◆ Goal of the exercise: Copy out each line below that has the word "color" in it.

◆ Items from a data source:
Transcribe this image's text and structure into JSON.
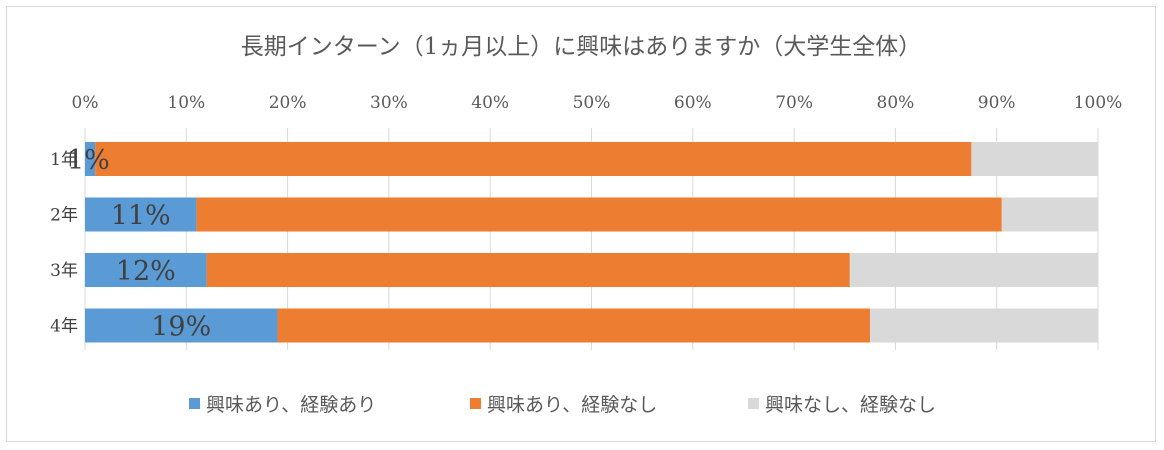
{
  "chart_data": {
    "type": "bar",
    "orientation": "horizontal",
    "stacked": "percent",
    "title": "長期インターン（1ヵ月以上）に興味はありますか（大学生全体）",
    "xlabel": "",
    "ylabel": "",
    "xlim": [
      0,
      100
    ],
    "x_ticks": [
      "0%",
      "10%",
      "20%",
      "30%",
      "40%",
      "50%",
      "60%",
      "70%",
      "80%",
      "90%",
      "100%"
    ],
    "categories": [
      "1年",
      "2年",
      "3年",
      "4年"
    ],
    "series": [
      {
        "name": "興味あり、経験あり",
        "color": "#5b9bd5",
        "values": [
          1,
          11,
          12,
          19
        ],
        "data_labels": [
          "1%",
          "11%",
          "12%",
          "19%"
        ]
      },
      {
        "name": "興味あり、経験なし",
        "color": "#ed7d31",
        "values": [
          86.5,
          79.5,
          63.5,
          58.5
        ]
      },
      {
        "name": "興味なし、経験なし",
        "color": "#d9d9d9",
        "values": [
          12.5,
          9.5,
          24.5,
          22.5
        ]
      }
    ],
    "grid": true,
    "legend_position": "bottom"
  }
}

◆ Answer to the exercise:
        "color": "#5b9bd5",
        "color": "#ed7d31",
        "color": "#d9d9d9",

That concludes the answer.